Dataset rows
****************************************

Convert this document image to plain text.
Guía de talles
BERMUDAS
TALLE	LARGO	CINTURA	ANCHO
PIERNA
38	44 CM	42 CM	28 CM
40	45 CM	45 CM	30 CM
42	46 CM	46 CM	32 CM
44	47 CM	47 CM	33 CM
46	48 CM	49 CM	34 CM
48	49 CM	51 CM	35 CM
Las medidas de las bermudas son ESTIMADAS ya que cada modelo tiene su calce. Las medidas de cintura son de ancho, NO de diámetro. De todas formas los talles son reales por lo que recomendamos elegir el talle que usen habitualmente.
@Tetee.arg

****************************************

_WHAT IS BEING ASKED_
Which lines in the listing above hold the word "talles"? Show each of them.

_WRITTEN REPLY_
Guía de talles
Las medidas de las bermudas son ESTIMADAS ya que cada modelo tiene su calce. Las medidas de cintura son de ancho, NO de diámetro. De todas formas los talles son reales por lo que recomendamos elegir el talle que usen habitualmente.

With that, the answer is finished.